*What to work on*
Repeat the entire listing exactly as written.

::::

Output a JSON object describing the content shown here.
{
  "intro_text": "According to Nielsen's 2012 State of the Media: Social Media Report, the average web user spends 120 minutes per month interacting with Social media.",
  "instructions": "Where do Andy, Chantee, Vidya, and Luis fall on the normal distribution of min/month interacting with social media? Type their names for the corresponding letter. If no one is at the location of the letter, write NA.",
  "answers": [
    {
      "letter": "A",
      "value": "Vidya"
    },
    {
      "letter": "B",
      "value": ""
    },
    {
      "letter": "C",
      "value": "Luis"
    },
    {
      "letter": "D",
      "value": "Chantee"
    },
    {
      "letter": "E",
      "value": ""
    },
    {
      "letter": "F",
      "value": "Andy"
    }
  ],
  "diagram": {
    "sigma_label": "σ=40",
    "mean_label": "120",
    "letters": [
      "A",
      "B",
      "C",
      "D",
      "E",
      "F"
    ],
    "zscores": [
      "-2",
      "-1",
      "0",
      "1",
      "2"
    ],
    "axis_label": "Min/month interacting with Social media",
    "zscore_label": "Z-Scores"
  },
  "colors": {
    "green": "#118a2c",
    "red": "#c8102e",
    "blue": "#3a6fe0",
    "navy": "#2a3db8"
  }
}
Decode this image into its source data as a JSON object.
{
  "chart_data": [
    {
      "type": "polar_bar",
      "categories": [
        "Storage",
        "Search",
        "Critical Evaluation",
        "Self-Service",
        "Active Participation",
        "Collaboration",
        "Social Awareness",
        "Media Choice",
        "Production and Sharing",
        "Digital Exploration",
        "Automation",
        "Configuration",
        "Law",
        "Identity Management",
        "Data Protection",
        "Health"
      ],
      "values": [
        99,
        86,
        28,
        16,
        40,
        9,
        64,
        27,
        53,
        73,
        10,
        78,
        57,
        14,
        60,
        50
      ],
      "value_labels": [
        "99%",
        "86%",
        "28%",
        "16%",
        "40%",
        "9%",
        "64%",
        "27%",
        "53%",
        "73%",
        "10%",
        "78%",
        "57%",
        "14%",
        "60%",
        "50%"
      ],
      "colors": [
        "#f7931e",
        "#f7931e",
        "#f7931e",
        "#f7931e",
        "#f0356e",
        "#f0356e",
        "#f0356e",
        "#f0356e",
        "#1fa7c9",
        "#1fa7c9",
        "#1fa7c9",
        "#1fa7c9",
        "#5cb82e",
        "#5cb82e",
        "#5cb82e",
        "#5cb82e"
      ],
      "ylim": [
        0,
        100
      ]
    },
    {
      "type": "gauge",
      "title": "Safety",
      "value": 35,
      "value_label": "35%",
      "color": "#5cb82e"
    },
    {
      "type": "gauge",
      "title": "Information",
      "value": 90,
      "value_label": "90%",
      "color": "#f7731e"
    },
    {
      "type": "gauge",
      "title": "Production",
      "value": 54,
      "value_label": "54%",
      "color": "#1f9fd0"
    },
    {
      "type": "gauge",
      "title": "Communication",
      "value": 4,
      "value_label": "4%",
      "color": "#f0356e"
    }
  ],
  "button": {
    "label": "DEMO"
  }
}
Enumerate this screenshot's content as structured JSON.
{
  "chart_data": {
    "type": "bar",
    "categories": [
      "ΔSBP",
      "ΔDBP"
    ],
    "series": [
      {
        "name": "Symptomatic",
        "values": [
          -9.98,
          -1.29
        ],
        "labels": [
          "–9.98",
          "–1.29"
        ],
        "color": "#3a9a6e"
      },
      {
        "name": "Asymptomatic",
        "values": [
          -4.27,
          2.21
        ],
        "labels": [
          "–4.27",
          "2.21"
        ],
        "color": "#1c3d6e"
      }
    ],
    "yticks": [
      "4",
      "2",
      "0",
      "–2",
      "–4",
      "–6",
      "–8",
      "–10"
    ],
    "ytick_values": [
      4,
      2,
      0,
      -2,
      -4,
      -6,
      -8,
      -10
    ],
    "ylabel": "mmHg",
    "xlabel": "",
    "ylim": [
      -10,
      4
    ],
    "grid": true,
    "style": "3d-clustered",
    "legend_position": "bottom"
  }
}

::::

*Written solution*
Output a JSON object describing the content shown here.
{
  "intro_text": "According to Nielsen's 2012 State of the Media: Social Media Report, the average web user spends 120 minutes per month interacting with Social media.",
  "instructions": "Where do Andy, Chantee, Vidya, and Luis fall on the normal distribution of min/month interacting with social media? Type their names for the corresponding letter. If no one is at the location of the letter, write NA.",
  "answers": [
    {
      "letter": "A",
      "value": "Vidya"
    },
    {
      "letter": "B",
      "value": ""
    },
    {
      "letter": "C",
      "value": "Luis"
    },
    {
      "letter": "D",
      "value": "Chantee"
    },
    {
      "letter": "E",
      "value": ""
    },
    {
      "letter": "F",
      "value": "Andy"
    }
  ],
  "diagram": {
    "sigma_label": "σ=40",
    "mean_label": "120",
    "letters": [
      "A",
      "B",
      "C",
      "D",
      "E",
      "F"
    ],
    "zscores": [
      "-2",
      "-1",
      "0",
      "1",
      "2"
    ],
    "axis_label": "Min/month interacting with Social media",
    "zscore_label": "Z-Scores"
  },
  "colors": {
    "green": "#118a2c",
    "red": "#c8102e",
    "blue": "#3a6fe0",
    "navy": "#2a3db8"
  }
}
Decode this image into its source data as a JSON object.
{
  "chart_data": [
    {
      "type": "polar_bar",
      "categories": [
        "Storage",
        "Search",
        "Critical Evaluation",
        "Self-Service",
        "Active Participation",
        "Collaboration",
        "Social Awareness",
        "Media Choice",
        "Production and Sharing",
        "Digital Exploration",
        "Automation",
        "Configuration",
        "Law",
        "Identity Management",
        "Data Protection",
        "Health"
      ],
      "values": [
        99,
        86,
        28,
        16,
        40,
        9,
        64,
        27,
        53,
        73,
        10,
        78,
        57,
        14,
        60,
        50
      ],
      "value_labels": [
        "99%",
        "86%",
        "28%",
        "16%",
        "40%",
        "9%",
        "64%",
        "27%",
        "53%",
        "73%",
        "10%",
        "78%",
        "57%",
        "14%",
        "60%",
        "50%"
      ],
      "colors": [
        "#f7931e",
        "#f7931e",
        "#f7931e",
        "#f7931e",
        "#f0356e",
        "#f0356e",
        "#f0356e",
        "#f0356e",
        "#1fa7c9",
        "#1fa7c9",
        "#1fa7c9",
        "#1fa7c9",
        "#5cb82e",
        "#5cb82e",
        "#5cb82e",
        "#5cb82e"
      ],
      "ylim": [
        0,
        100
      ]
    },
    {
      "type": "gauge",
      "title": "Safety",
      "value": 35,
      "value_label": "35%",
      "color": "#5cb82e"
    },
    {
      "type": "gauge",
      "title": "Information",
      "value": 90,
      "value_label": "90%",
      "color": "#f7731e"
    },
    {
      "type": "gauge",
      "title": "Production",
      "value": 54,
      "value_label": "54%",
      "color": "#1f9fd0"
    },
    {
      "type": "gauge",
      "title": "Communication",
      "value": 4,
      "value_label": "4%",
      "color": "#f0356e"
    }
  ],
  "button": {
    "label": "DEMO"
  }
}
Enumerate this screenshot's content as structured JSON.
{
  "chart_data": {
    "type": "bar",
    "categories": [
      "ΔSBP",
      "ΔDBP"
    ],
    "series": [
      {
        "name": "Symptomatic",
        "values": [
          -9.98,
          -1.29
        ],
        "labels": [
          "–9.98",
          "–1.29"
        ],
        "color": "#3a9a6e"
      },
      {
        "name": "Asymptomatic",
        "values": [
          -4.27,
          2.21
        ],
        "labels": [
          "–4.27",
          "2.21"
        ],
        "color": "#1c3d6e"
      }
    ],
    "yticks": [
      "4",
      "2",
      "0",
      "–2",
      "–4",
      "–6",
      "–8",
      "–10"
    ],
    "ytick_values": [
      4,
      2,
      0,
      -2,
      -4,
      -6,
      -8,
      -10
    ],
    "ylabel": "mmHg",
    "xlabel": "",
    "ylim": [
      -10,
      4
    ],
    "grid": true,
    "style": "3d-clustered",
    "legend_position": "bottom"
  }
}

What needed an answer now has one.